(Rows from a figure dataset)
= = =

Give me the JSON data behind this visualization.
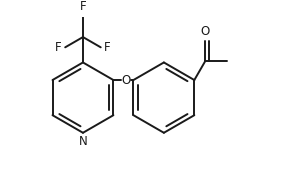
{
  "bg_color": "#ffffff",
  "line_color": "#1a1a1a",
  "line_width": 1.4,
  "font_size": 8.5,
  "fig_width": 2.88,
  "fig_height": 1.74,
  "dpi": 100,
  "xlim": [
    0.0,
    5.2
  ],
  "ylim": [
    0.0,
    3.2
  ]
}
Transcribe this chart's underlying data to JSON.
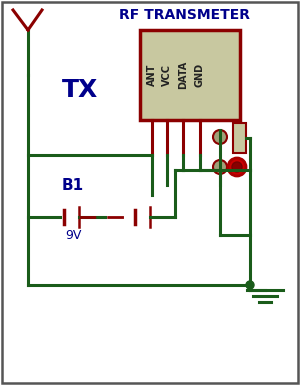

= = =

Print each record exactly as it stands, leaving the images out.

_The solution:_
Give me the JSON data behind this visualization.
{
  "bg_color": "#ffffff",
  "line_color": "#1a1a1a",
  "line_width": 1.4,
  "font_size": 8.5,
  "fig_width": 2.88,
  "fig_height": 1.74,
  "dpi": 100,
  "xlim": [
    0.0,
    5.2
  ],
  "ylim": [
    0.0,
    3.2
  ]
}
Transcribe this chart's underlying data to JSON.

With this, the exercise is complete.